MATERIAL:
— start —

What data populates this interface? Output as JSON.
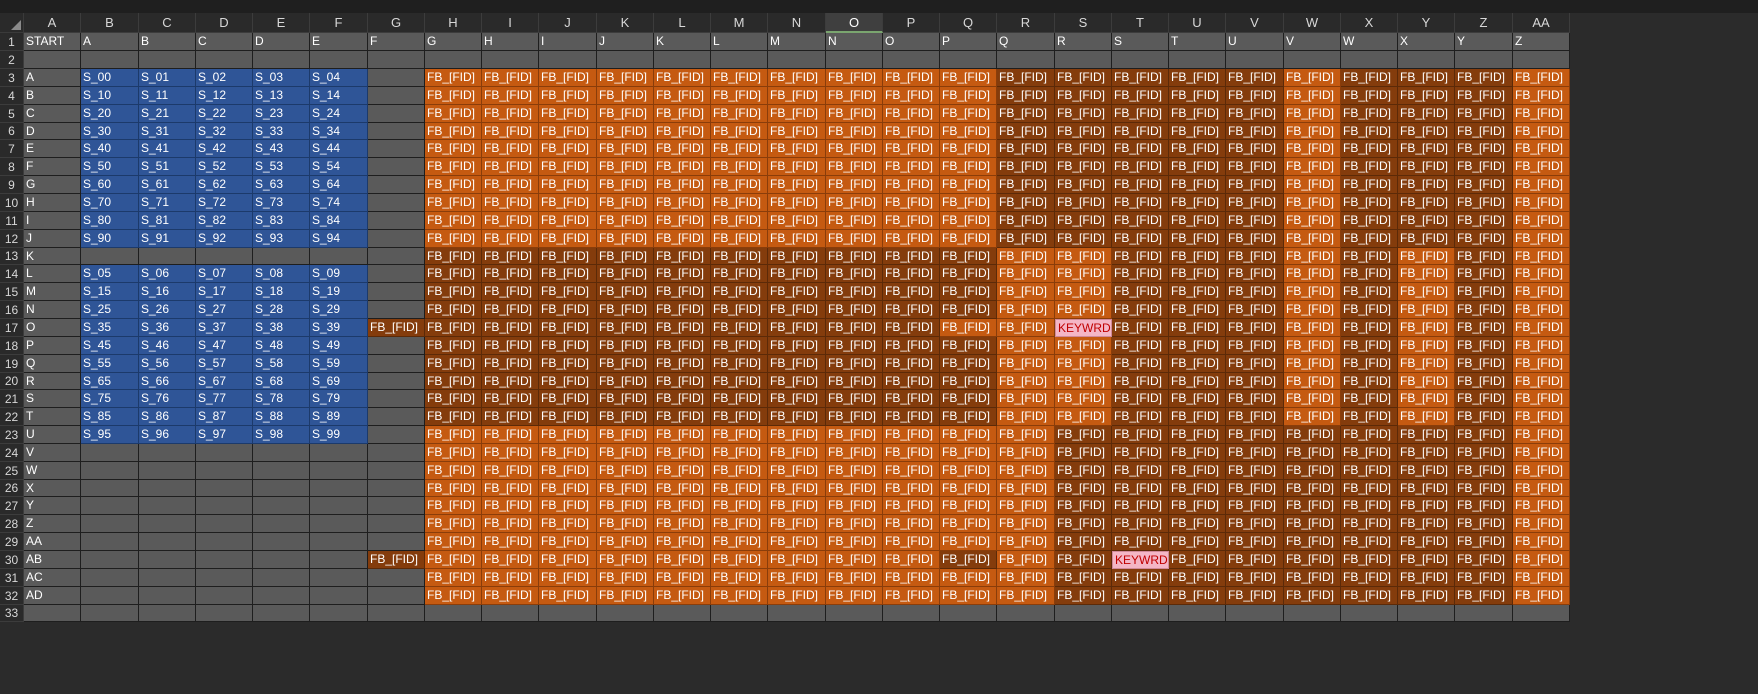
{
  "sheet": {
    "selected_column": "O",
    "colors": {
      "header_bg": "#2a2a2a",
      "gray_cell": "#5a5a5a",
      "blue_cell": "#2f5597",
      "orange_light": "#c55a11",
      "orange_dark": "#843c0c",
      "keyword_bg": "#f4b6c6",
      "keyword_text": "#c00000"
    },
    "columns": [
      "A",
      "B",
      "C",
      "D",
      "E",
      "F",
      "G",
      "H",
      "I",
      "J",
      "K",
      "L",
      "M",
      "N",
      "O",
      "P",
      "Q",
      "R",
      "S",
      "T",
      "U",
      "V",
      "W",
      "X",
      "Y",
      "Z",
      "AA"
    ],
    "rows": [
      "1",
      "2",
      "3",
      "4",
      "5",
      "6",
      "7",
      "8",
      "9",
      "10",
      "11",
      "12",
      "13",
      "14",
      "15",
      "16",
      "17",
      "18",
      "19",
      "20",
      "21",
      "22",
      "23",
      "24",
      "25",
      "26",
      "27",
      "28",
      "29",
      "30",
      "31",
      "32",
      "33"
    ],
    "header_row": [
      "START",
      "A",
      "B",
      "C",
      "D",
      "E",
      "F",
      "G",
      "H",
      "I",
      "J",
      "K",
      "L",
      "M",
      "N",
      "O",
      "P",
      "Q",
      "R",
      "S",
      "T",
      "U",
      "V",
      "W",
      "X",
      "Y",
      "Z"
    ],
    "row_labels": [
      "A",
      "B",
      "C",
      "D",
      "E",
      "F",
      "G",
      "H",
      "I",
      "J",
      "K",
      "L",
      "M",
      "N",
      "O",
      "P",
      "Q",
      "R",
      "S",
      "T",
      "U",
      "V",
      "W",
      "X",
      "Y",
      "Z",
      "AA",
      "AB",
      "AC",
      "AD"
    ],
    "s_grid": [
      [
        "S_00",
        "S_01",
        "S_02",
        "S_03",
        "S_04"
      ],
      [
        "S_10",
        "S_11",
        "S_12",
        "S_13",
        "S_14"
      ],
      [
        "S_20",
        "S_21",
        "S_22",
        "S_23",
        "S_24"
      ],
      [
        "S_30",
        "S_31",
        "S_32",
        "S_33",
        "S_34"
      ],
      [
        "S_40",
        "S_41",
        "S_42",
        "S_43",
        "S_44"
      ],
      [
        "S_50",
        "S_51",
        "S_52",
        "S_53",
        "S_54"
      ],
      [
        "S_60",
        "S_61",
        "S_62",
        "S_63",
        "S_64"
      ],
      [
        "S_70",
        "S_71",
        "S_72",
        "S_73",
        "S_74"
      ],
      [
        "S_80",
        "S_81",
        "S_82",
        "S_83",
        "S_84"
      ],
      [
        "S_90",
        "S_91",
        "S_92",
        "S_93",
        "S_94"
      ],
      [
        "",
        "",
        "",
        "",
        ""
      ],
      [
        "S_05",
        "S_06",
        "S_07",
        "S_08",
        "S_09"
      ],
      [
        "S_15",
        "S_16",
        "S_17",
        "S_18",
        "S_19"
      ],
      [
        "S_25",
        "S_26",
        "S_27",
        "S_28",
        "S_29"
      ],
      [
        "S_35",
        "S_36",
        "S_37",
        "S_38",
        "S_39"
      ],
      [
        "S_45",
        "S_46",
        "S_47",
        "S_48",
        "S_49"
      ],
      [
        "S_55",
        "S_56",
        "S_57",
        "S_58",
        "S_59"
      ],
      [
        "S_65",
        "S_66",
        "S_67",
        "S_68",
        "S_69"
      ],
      [
        "S_75",
        "S_76",
        "S_77",
        "S_78",
        "S_79"
      ],
      [
        "S_85",
        "S_86",
        "S_87",
        "S_88",
        "S_89"
      ],
      [
        "S_95",
        "S_96",
        "S_97",
        "S_98",
        "S_99"
      ]
    ],
    "g_column_fb_rows": [
      "17",
      "30"
    ],
    "fb_text": "FB_[FID]",
    "keyword_text": "KEYWRD",
    "keywords": [
      {
        "row": "17",
        "column": "S"
      },
      {
        "row": "30",
        "column": "T"
      }
    ]
  }
}
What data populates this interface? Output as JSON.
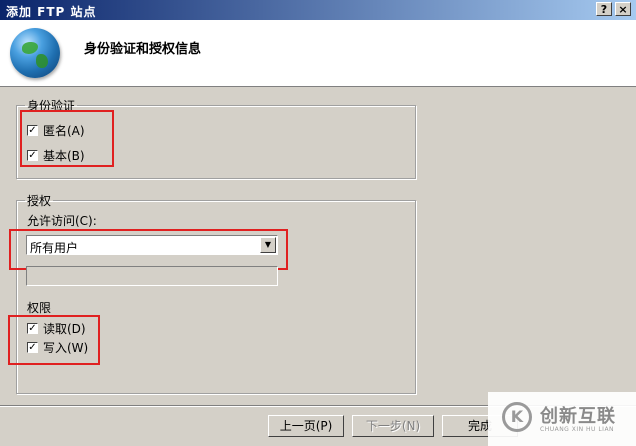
{
  "window": {
    "title": "添加 FTP 站点",
    "help_label": "?",
    "close_label": "×"
  },
  "header": {
    "title": "身份验证和授权信息"
  },
  "authentication": {
    "legend": "身份验证",
    "anonymous": {
      "label": "匿名(A)",
      "checked": true
    },
    "basic": {
      "label": "基本(B)",
      "checked": true
    }
  },
  "authorization": {
    "legend": "授权",
    "allow_access_label": "允许访问(C):",
    "allow_access_value": "所有用户",
    "permissions": {
      "legend": "权限",
      "read": {
        "label": "读取(D)",
        "checked": true
      },
      "write": {
        "label": "写入(W)",
        "checked": true
      }
    }
  },
  "buttons": {
    "previous": "上一页(P)",
    "next": "下一步(N)",
    "finish": "完成"
  },
  "watermark": {
    "logo": "K",
    "text": "创新互联",
    "subtext": "CHUANG XIN HU LIAN"
  }
}
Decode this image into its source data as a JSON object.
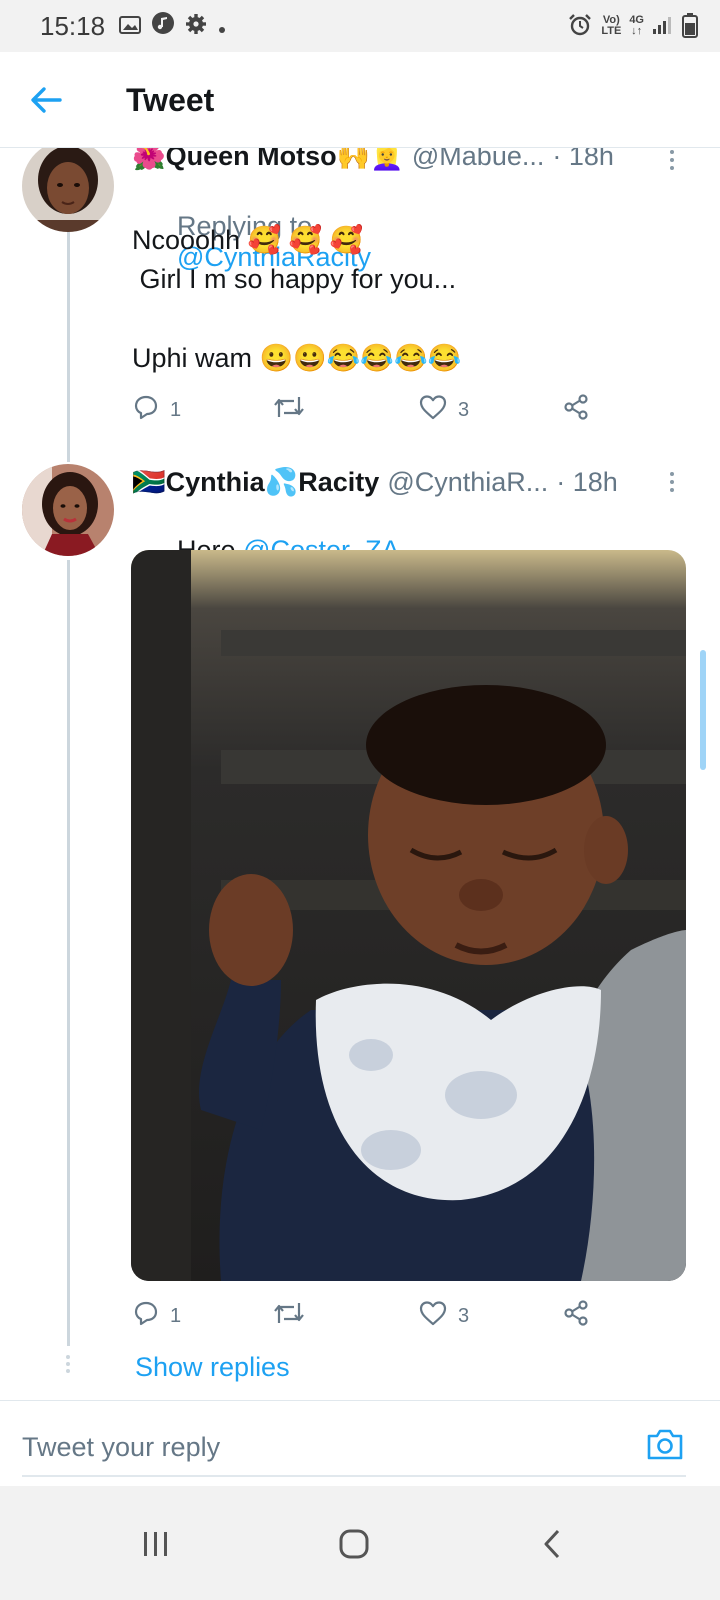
{
  "status_bar": {
    "time": "15:18",
    "left_icons": [
      "image-icon",
      "music-icon",
      "gear-icon",
      "dot-icon"
    ],
    "network_top": "Vo)",
    "network_bottom": "LTE",
    "data_top": "4G",
    "data_bottom": "↓↑",
    "right_icons": [
      "alarm-icon",
      "signal-icon",
      "battery-icon"
    ]
  },
  "header": {
    "title": "Tweet",
    "back_icon": "back-arrow-icon"
  },
  "tweets": [
    {
      "name_prefix": "🌺",
      "name": "Queen Motso",
      "name_suffix": "🙌👱‍♀️",
      "handle": "@Mabue...",
      "time": "· 18h",
      "replying_label": "Replying to",
      "replying_to": "@CynthiaRacity",
      "lines": [
        "Ncooohh 🥰 🥰 🥰",
        " Girl I m so happy for you...",
        "",
        "Uphi wam 😀😀😂😂😂😂"
      ],
      "replies": "1",
      "likes": "3"
    },
    {
      "name_prefix": "🇿🇦",
      "name": "Cynthia",
      "name_mid": "💦",
      "name_end": "Racity",
      "handle": "@CynthiaR...",
      "time": "· 18h",
      "text_prefix": "Here ",
      "mention": "@Coster_ZA",
      "media_alt": "baby-photo",
      "replies": "1",
      "likes": "3"
    }
  ],
  "show_replies": "Show replies",
  "reply_bar": {
    "placeholder": "Tweet your reply",
    "camera_icon": "camera-icon"
  },
  "nav_bar": {
    "icons": [
      "recent-apps-icon",
      "home-icon",
      "back-icon"
    ]
  },
  "colors": {
    "accent": "#1da1f2",
    "muted": "#657786",
    "text": "#14171a",
    "thread_line": "#ccd6dd"
  }
}
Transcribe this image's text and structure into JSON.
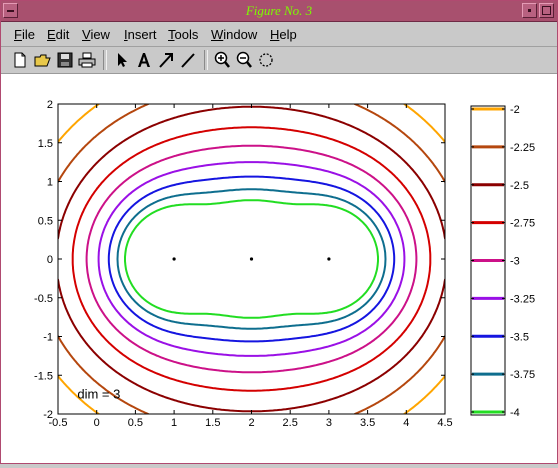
{
  "window": {
    "title": "Figure No. 3",
    "colors": {
      "titlebar": "#a8506e",
      "title_text": "#7cfc00"
    }
  },
  "menu": [
    {
      "label": "File",
      "ul": "F"
    },
    {
      "label": "Edit",
      "ul": "E"
    },
    {
      "label": "View",
      "ul": "V"
    },
    {
      "label": "Insert",
      "ul": "I"
    },
    {
      "label": "Tools",
      "ul": "T"
    },
    {
      "label": "Window",
      "ul": "W"
    },
    {
      "label": "Help",
      "ul": "H"
    }
  ],
  "toolbar": {
    "icons": [
      "new-file-icon",
      "open-folder-icon",
      "save-icon",
      "print-icon",
      "arrow-select-icon",
      "insert-text-icon",
      "insert-arrow-icon",
      "insert-line-icon",
      "zoom-in-icon",
      "zoom-out-icon",
      "rotate-icon"
    ]
  },
  "plot": {
    "annotation": "dim = 3",
    "x_ticks": [
      "-0.5",
      "0",
      "0.5",
      "1",
      "1.5",
      "2",
      "2.5",
      "3",
      "3.5",
      "4",
      "4.5"
    ],
    "y_ticks": [
      "2",
      "1.5",
      "1",
      "0.5",
      "0",
      "-0.5",
      "-1",
      "-1.5",
      "-2"
    ]
  },
  "colorbar": {
    "levels": [
      {
        "label": "-2",
        "color": "#ffa500"
      },
      {
        "label": "-2.25",
        "color": "#b5470e"
      },
      {
        "label": "-2.5",
        "color": "#8b0000"
      },
      {
        "label": "-2.75",
        "color": "#d40000"
      },
      {
        "label": "-3",
        "color": "#cc1188"
      },
      {
        "label": "-3.25",
        "color": "#9a10e6"
      },
      {
        "label": "-3.5",
        "color": "#1515e0"
      },
      {
        "label": "-3.75",
        "color": "#0e6e8e"
      },
      {
        "label": "-4",
        "color": "#22dd22"
      }
    ]
  },
  "chart_data": {
    "type": "contour",
    "title": "",
    "xlabel": "",
    "ylabel": "",
    "xlim": [
      -0.5,
      4.5
    ],
    "ylim": [
      -2,
      2
    ],
    "contour_levels": [
      -2,
      -2.25,
      -2.5,
      -2.75,
      -3,
      -3.25,
      -3.5,
      -3.75,
      -4
    ],
    "singular_points": [
      [
        1,
        0
      ],
      [
        2,
        0
      ],
      [
        3,
        0
      ]
    ],
    "annotation": "dim = 3"
  }
}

— end —

DIRECTIONS FOR THIS TASK: Copy every line that contains the string "into".

EXPECTED OUTPUT:
Decode this image into its source data as a JSON object.
Transcribe this image's text and structure into JSON.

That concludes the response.